Stored records:
'''
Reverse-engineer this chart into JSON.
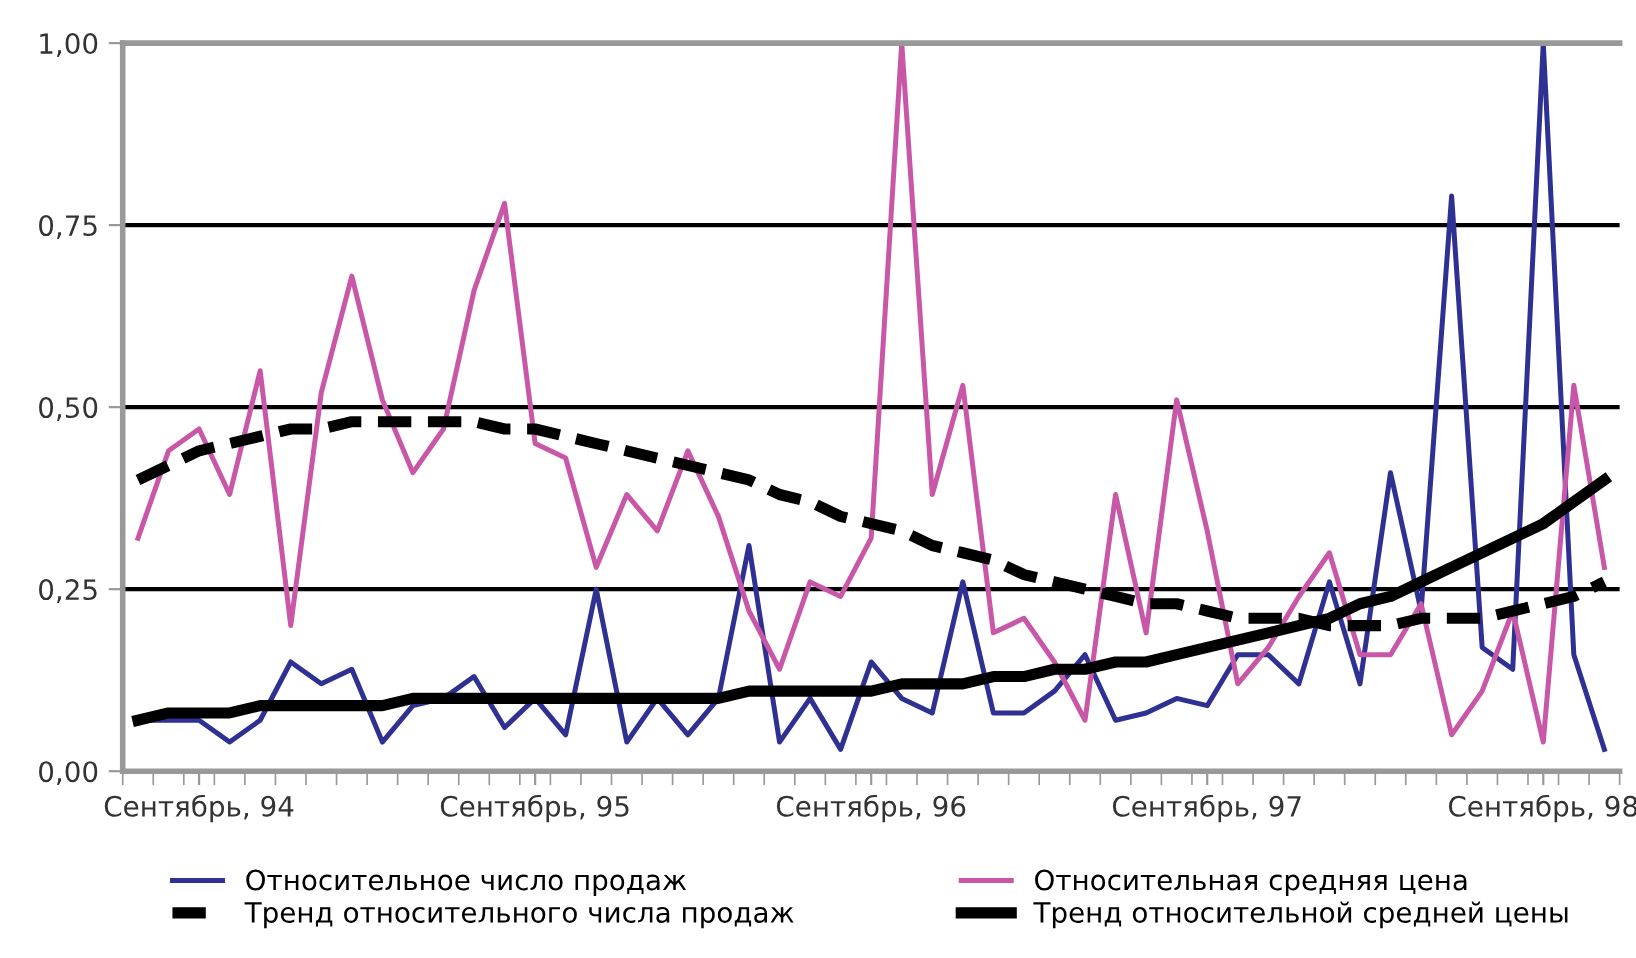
{
  "chart_data": {
    "type": "line",
    "categories": [
      null,
      null,
      "Сентябрь, 94",
      null,
      null,
      null,
      null,
      null,
      null,
      null,
      null,
      null,
      null,
      "Сентябрь, 95",
      null,
      null,
      null,
      null,
      null,
      null,
      null,
      null,
      null,
      null,
      "Сентябрь, 96",
      null,
      null,
      null,
      null,
      null,
      null,
      null,
      null,
      null,
      null,
      "Сентябрь, 97",
      null,
      null,
      null,
      null,
      null,
      null,
      null,
      null,
      null,
      null,
      "Сентябрь, 98",
      null,
      null
    ],
    "series": [
      {
        "name": "Относительное число продаж",
        "color": "#2e3192",
        "values": [
          0.07,
          0.07,
          0.07,
          0.04,
          0.07,
          0.15,
          0.12,
          0.14,
          0.04,
          0.09,
          0.1,
          0.13,
          0.06,
          0.1,
          0.05,
          0.25,
          0.04,
          0.1,
          0.05,
          0.1,
          0.31,
          0.04,
          0.1,
          0.03,
          0.15,
          0.1,
          0.08,
          0.26,
          0.08,
          0.08,
          0.11,
          0.16,
          0.07,
          0.08,
          0.1,
          0.09,
          0.16,
          0.16,
          0.12,
          0.26,
          0.12,
          0.41,
          0.22,
          0.79,
          0.17,
          0.14,
          1.0,
          0.16,
          0.03
        ]
      },
      {
        "name": "Относительная средняя цена",
        "color": "#c957a8",
        "values": [
          0.32,
          0.44,
          0.47,
          0.38,
          0.55,
          0.2,
          0.52,
          0.68,
          0.51,
          0.41,
          0.47,
          0.66,
          0.78,
          0.45,
          0.43,
          0.28,
          0.38,
          0.33,
          0.44,
          0.35,
          0.22,
          0.14,
          0.26,
          0.24,
          0.32,
          1.0,
          0.38,
          0.53,
          0.19,
          0.21,
          0.15,
          0.07,
          0.38,
          0.19,
          0.51,
          0.33,
          0.12,
          0.17,
          0.24,
          0.3,
          0.16,
          0.16,
          0.23,
          0.05,
          0.11,
          0.22,
          0.04,
          0.53,
          0.28
        ]
      },
      {
        "name": "Тренд относительного числа продаж",
        "color": "#000000",
        "line_style": "dashed",
        "values": [
          0.4,
          0.42,
          0.44,
          0.45,
          0.46,
          0.47,
          0.47,
          0.48,
          0.48,
          0.48,
          0.48,
          0.48,
          0.47,
          0.47,
          0.46,
          0.45,
          0.44,
          0.43,
          0.42,
          0.41,
          0.4,
          0.38,
          0.37,
          0.35,
          0.34,
          0.33,
          0.31,
          0.3,
          0.29,
          0.27,
          0.26,
          0.25,
          0.24,
          0.23,
          0.23,
          0.22,
          0.21,
          0.21,
          0.21,
          0.2,
          0.2,
          0.2,
          0.21,
          0.21,
          0.21,
          0.22,
          0.23,
          0.24,
          0.26
        ]
      },
      {
        "name": "Тренд относительной средней цены",
        "color": "#000000",
        "line_style": "solid",
        "values": [
          0.07,
          0.08,
          0.08,
          0.08,
          0.09,
          0.09,
          0.09,
          0.09,
          0.09,
          0.1,
          0.1,
          0.1,
          0.1,
          0.1,
          0.1,
          0.1,
          0.1,
          0.1,
          0.1,
          0.1,
          0.11,
          0.11,
          0.11,
          0.11,
          0.11,
          0.12,
          0.12,
          0.12,
          0.13,
          0.13,
          0.14,
          0.14,
          0.15,
          0.15,
          0.16,
          0.17,
          0.18,
          0.19,
          0.2,
          0.21,
          0.23,
          0.24,
          0.26,
          0.28,
          0.3,
          0.32,
          0.34,
          0.37,
          0.4
        ]
      }
    ],
    "ylim": [
      0,
      1
    ],
    "yticks": [
      {
        "value": 0,
        "label": "0,00"
      },
      {
        "value": 0.25,
        "label": "0,25"
      },
      {
        "value": 0.5,
        "label": "0,50"
      },
      {
        "value": 0.75,
        "label": "0,75"
      },
      {
        "value": 1,
        "label": "1,00"
      }
    ],
    "grid": "y",
    "legend": "bottom",
    "marker": "none"
  }
}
'''
Task to carry out: How many lines in these entries hold the string "Сентябрь"? Answer with the number alone.

Result: 5